### RECORD EXCERPTS
------------------------------------------------------------
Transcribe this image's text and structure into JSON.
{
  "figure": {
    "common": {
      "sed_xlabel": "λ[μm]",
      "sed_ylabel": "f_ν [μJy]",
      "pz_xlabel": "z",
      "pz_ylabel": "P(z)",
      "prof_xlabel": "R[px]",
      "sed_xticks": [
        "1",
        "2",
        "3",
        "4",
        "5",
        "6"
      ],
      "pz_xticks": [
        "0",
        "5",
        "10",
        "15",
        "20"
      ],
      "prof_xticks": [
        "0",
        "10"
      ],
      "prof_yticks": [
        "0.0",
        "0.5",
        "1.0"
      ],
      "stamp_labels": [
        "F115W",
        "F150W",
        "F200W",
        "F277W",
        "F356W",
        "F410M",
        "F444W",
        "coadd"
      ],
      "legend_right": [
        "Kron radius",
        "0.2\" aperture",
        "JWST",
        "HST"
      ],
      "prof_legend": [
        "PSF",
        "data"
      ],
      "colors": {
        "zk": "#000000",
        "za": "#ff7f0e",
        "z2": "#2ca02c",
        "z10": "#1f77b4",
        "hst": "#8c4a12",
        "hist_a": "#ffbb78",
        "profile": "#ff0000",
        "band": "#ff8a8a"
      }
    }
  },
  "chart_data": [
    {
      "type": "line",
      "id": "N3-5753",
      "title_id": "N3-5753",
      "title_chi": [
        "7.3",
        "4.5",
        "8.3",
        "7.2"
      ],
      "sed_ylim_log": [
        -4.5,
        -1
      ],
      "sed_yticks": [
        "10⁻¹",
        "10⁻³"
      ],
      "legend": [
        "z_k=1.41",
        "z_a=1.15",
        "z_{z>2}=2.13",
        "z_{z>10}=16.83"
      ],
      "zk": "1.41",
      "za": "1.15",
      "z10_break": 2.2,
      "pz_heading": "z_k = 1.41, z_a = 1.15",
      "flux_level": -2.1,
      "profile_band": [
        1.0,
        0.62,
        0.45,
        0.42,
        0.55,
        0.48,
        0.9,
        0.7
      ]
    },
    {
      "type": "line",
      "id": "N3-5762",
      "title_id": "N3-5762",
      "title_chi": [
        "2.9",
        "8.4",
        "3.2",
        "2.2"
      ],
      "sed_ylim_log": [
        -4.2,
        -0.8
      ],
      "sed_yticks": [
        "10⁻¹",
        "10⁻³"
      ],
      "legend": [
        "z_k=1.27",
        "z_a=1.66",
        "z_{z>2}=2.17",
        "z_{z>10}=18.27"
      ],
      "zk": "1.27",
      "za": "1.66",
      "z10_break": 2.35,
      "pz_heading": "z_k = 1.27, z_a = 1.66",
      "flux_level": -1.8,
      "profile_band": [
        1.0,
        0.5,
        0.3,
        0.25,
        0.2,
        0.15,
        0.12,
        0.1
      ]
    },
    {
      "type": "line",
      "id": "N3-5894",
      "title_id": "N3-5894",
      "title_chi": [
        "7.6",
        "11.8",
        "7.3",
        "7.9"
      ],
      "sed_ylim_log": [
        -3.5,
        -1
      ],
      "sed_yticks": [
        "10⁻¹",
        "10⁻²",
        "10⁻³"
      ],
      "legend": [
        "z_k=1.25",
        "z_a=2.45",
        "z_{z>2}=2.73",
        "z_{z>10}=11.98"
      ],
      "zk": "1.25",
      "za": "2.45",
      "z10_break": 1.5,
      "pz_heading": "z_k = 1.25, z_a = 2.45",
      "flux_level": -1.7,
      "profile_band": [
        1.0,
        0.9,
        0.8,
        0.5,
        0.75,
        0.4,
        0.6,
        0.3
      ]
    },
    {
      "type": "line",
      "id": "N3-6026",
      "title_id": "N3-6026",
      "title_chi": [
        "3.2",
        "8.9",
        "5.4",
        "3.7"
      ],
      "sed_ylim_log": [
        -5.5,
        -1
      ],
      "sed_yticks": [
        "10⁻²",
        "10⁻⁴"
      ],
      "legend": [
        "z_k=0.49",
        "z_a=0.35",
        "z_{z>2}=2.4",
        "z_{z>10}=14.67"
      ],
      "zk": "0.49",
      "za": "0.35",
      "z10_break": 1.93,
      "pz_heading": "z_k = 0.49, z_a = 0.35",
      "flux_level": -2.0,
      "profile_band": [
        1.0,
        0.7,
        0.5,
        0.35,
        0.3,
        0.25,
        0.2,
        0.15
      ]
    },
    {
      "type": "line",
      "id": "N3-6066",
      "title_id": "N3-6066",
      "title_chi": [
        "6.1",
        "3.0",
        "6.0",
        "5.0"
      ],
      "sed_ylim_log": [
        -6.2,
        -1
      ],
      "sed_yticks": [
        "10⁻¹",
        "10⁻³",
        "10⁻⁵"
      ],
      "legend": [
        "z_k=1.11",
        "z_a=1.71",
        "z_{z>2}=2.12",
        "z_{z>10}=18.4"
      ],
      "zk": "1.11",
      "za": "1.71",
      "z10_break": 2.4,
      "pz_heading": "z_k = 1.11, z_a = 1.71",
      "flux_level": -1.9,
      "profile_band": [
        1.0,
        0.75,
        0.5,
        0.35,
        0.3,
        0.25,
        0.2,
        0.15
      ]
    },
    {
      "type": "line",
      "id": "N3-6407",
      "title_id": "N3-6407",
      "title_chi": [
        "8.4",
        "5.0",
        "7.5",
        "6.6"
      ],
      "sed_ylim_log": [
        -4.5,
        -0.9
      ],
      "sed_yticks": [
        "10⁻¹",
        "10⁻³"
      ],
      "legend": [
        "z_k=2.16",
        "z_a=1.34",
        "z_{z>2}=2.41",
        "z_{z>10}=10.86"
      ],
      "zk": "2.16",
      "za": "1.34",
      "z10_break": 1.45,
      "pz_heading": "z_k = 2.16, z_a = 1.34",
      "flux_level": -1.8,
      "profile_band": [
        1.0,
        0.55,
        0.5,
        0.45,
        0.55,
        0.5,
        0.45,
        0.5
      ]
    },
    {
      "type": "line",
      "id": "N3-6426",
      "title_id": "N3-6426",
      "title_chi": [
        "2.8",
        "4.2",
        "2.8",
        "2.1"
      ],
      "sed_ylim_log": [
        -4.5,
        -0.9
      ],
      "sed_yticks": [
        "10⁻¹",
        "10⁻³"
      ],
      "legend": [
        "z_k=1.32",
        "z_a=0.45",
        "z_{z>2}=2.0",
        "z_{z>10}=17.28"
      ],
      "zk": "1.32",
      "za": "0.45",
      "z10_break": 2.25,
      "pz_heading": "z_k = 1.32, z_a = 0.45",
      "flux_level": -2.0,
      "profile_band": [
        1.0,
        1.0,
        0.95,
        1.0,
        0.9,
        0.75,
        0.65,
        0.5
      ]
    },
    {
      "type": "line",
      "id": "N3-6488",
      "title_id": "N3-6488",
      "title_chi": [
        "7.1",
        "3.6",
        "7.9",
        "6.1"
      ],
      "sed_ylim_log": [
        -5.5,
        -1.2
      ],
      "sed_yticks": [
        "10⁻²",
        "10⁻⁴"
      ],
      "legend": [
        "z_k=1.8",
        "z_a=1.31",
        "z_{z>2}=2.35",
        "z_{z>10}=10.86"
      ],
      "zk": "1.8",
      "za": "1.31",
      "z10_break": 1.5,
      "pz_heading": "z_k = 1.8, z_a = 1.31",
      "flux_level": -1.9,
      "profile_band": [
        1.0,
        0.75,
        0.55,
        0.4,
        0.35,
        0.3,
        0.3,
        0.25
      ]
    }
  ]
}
------------------------------------------------------------
### AIM OF THE EXERCISE
Write out every entry exactly as given.

### RESPONSE TO THE TASK
Transcribe this image's text and structure into JSON.
{
  "figure": {
    "common": {
      "sed_xlabel": "λ[μm]",
      "sed_ylabel": "f_ν [μJy]",
      "pz_xlabel": "z",
      "pz_ylabel": "P(z)",
      "prof_xlabel": "R[px]",
      "sed_xticks": [
        "1",
        "2",
        "3",
        "4",
        "5",
        "6"
      ],
      "pz_xticks": [
        "0",
        "5",
        "10",
        "15",
        "20"
      ],
      "prof_xticks": [
        "0",
        "10"
      ],
      "prof_yticks": [
        "0.0",
        "0.5",
        "1.0"
      ],
      "stamp_labels": [
        "F115W",
        "F150W",
        "F200W",
        "F277W",
        "F356W",
        "F410M",
        "F444W",
        "coadd"
      ],
      "legend_right": [
        "Kron radius",
        "0.2\" aperture",
        "JWST",
        "HST"
      ],
      "prof_legend": [
        "PSF",
        "data"
      ],
      "colors": {
        "zk": "#000000",
        "za": "#ff7f0e",
        "z2": "#2ca02c",
        "z10": "#1f77b4",
        "hst": "#8c4a12",
        "hist_a": "#ffbb78",
        "profile": "#ff0000",
        "band": "#ff8a8a"
      }
    }
  },
  "chart_data": [
    {
      "type": "line",
      "id": "N3-5753",
      "title_id": "N3-5753",
      "title_chi": [
        "7.3",
        "4.5",
        "8.3",
        "7.2"
      ],
      "sed_ylim_log": [
        -4.5,
        -1
      ],
      "sed_yticks": [
        "10⁻¹",
        "10⁻³"
      ],
      "legend": [
        "z_k=1.41",
        "z_a=1.15",
        "z_{z>2}=2.13",
        "z_{z>10}=16.83"
      ],
      "zk": "1.41",
      "za": "1.15",
      "z10_break": 2.2,
      "pz_heading": "z_k = 1.41, z_a = 1.15",
      "flux_level": -2.1,
      "profile_band": [
        1.0,
        0.62,
        0.45,
        0.42,
        0.55,
        0.48,
        0.9,
        0.7
      ]
    },
    {
      "type": "line",
      "id": "N3-5762",
      "title_id": "N3-5762",
      "title_chi": [
        "2.9",
        "8.4",
        "3.2",
        "2.2"
      ],
      "sed_ylim_log": [
        -4.2,
        -0.8
      ],
      "sed_yticks": [
        "10⁻¹",
        "10⁻³"
      ],
      "legend": [
        "z_k=1.27",
        "z_a=1.66",
        "z_{z>2}=2.17",
        "z_{z>10}=18.27"
      ],
      "zk": "1.27",
      "za": "1.66",
      "z10_break": 2.35,
      "pz_heading": "z_k = 1.27, z_a = 1.66",
      "flux_level": -1.8,
      "profile_band": [
        1.0,
        0.5,
        0.3,
        0.25,
        0.2,
        0.15,
        0.12,
        0.1
      ]
    },
    {
      "type": "line",
      "id": "N3-5894",
      "title_id": "N3-5894",
      "title_chi": [
        "7.6",
        "11.8",
        "7.3",
        "7.9"
      ],
      "sed_ylim_log": [
        -3.5,
        -1
      ],
      "sed_yticks": [
        "10⁻¹",
        "10⁻²",
        "10⁻³"
      ],
      "legend": [
        "z_k=1.25",
        "z_a=2.45",
        "z_{z>2}=2.73",
        "z_{z>10}=11.98"
      ],
      "zk": "1.25",
      "za": "2.45",
      "z10_break": 1.5,
      "pz_heading": "z_k = 1.25, z_a = 2.45",
      "flux_level": -1.7,
      "profile_band": [
        1.0,
        0.9,
        0.8,
        0.5,
        0.75,
        0.4,
        0.6,
        0.3
      ]
    },
    {
      "type": "line",
      "id": "N3-6026",
      "title_id": "N3-6026",
      "title_chi": [
        "3.2",
        "8.9",
        "5.4",
        "3.7"
      ],
      "sed_ylim_log": [
        -5.5,
        -1
      ],
      "sed_yticks": [
        "10⁻²",
        "10⁻⁴"
      ],
      "legend": [
        "z_k=0.49",
        "z_a=0.35",
        "z_{z>2}=2.4",
        "z_{z>10}=14.67"
      ],
      "zk": "0.49",
      "za": "0.35",
      "z10_break": 1.93,
      "pz_heading": "z_k = 0.49, z_a = 0.35",
      "flux_level": -2.0,
      "profile_band": [
        1.0,
        0.7,
        0.5,
        0.35,
        0.3,
        0.25,
        0.2,
        0.15
      ]
    },
    {
      "type": "line",
      "id": "N3-6066",
      "title_id": "N3-6066",
      "title_chi": [
        "6.1",
        "3.0",
        "6.0",
        "5.0"
      ],
      "sed_ylim_log": [
        -6.2,
        -1
      ],
      "sed_yticks": [
        "10⁻¹",
        "10⁻³",
        "10⁻⁵"
      ],
      "legend": [
        "z_k=1.11",
        "z_a=1.71",
        "z_{z>2}=2.12",
        "z_{z>10}=18.4"
      ],
      "zk": "1.11",
      "za": "1.71",
      "z10_break": 2.4,
      "pz_heading": "z_k = 1.11, z_a = 1.71",
      "flux_level": -1.9,
      "profile_band": [
        1.0,
        0.75,
        0.5,
        0.35,
        0.3,
        0.25,
        0.2,
        0.15
      ]
    },
    {
      "type": "line",
      "id": "N3-6407",
      "title_id": "N3-6407",
      "title_chi": [
        "8.4",
        "5.0",
        "7.5",
        "6.6"
      ],
      "sed_ylim_log": [
        -4.5,
        -0.9
      ],
      "sed_yticks": [
        "10⁻¹",
        "10⁻³"
      ],
      "legend": [
        "z_k=2.16",
        "z_a=1.34",
        "z_{z>2}=2.41",
        "z_{z>10}=10.86"
      ],
      "zk": "2.16",
      "za": "1.34",
      "z10_break": 1.45,
      "pz_heading": "z_k = 2.16, z_a = 1.34",
      "flux_level": -1.8,
      "profile_band": [
        1.0,
        0.55,
        0.5,
        0.45,
        0.55,
        0.5,
        0.45,
        0.5
      ]
    },
    {
      "type": "line",
      "id": "N3-6426",
      "title_id": "N3-6426",
      "title_chi": [
        "2.8",
        "4.2",
        "2.8",
        "2.1"
      ],
      "sed_ylim_log": [
        -4.5,
        -0.9
      ],
      "sed_yticks": [
        "10⁻¹",
        "10⁻³"
      ],
      "legend": [
        "z_k=1.32",
        "z_a=0.45",
        "z_{z>2}=2.0",
        "z_{z>10}=17.28"
      ],
      "zk": "1.32",
      "za": "0.45",
      "z10_break": 2.25,
      "pz_heading": "z_k = 1.32, z_a = 0.45",
      "flux_level": -2.0,
      "profile_band": [
        1.0,
        1.0,
        0.95,
        1.0,
        0.9,
        0.75,
        0.65,
        0.5
      ]
    },
    {
      "type": "line",
      "id": "N3-6488",
      "title_id": "N3-6488",
      "title_chi": [
        "7.1",
        "3.6",
        "7.9",
        "6.1"
      ],
      "sed_ylim_log": [
        -5.5,
        -1.2
      ],
      "sed_yticks": [
        "10⁻²",
        "10⁻⁴"
      ],
      "legend": [
        "z_k=1.8",
        "z_a=1.31",
        "z_{z>2}=2.35",
        "z_{z>10}=10.86"
      ],
      "zk": "1.8",
      "za": "1.31",
      "z10_break": 1.5,
      "pz_heading": "z_k = 1.8, z_a = 1.31",
      "flux_level": -1.9,
      "profile_band": [
        1.0,
        0.75,
        0.55,
        0.4,
        0.35,
        0.3,
        0.3,
        0.25
      ]
    }
  ]
}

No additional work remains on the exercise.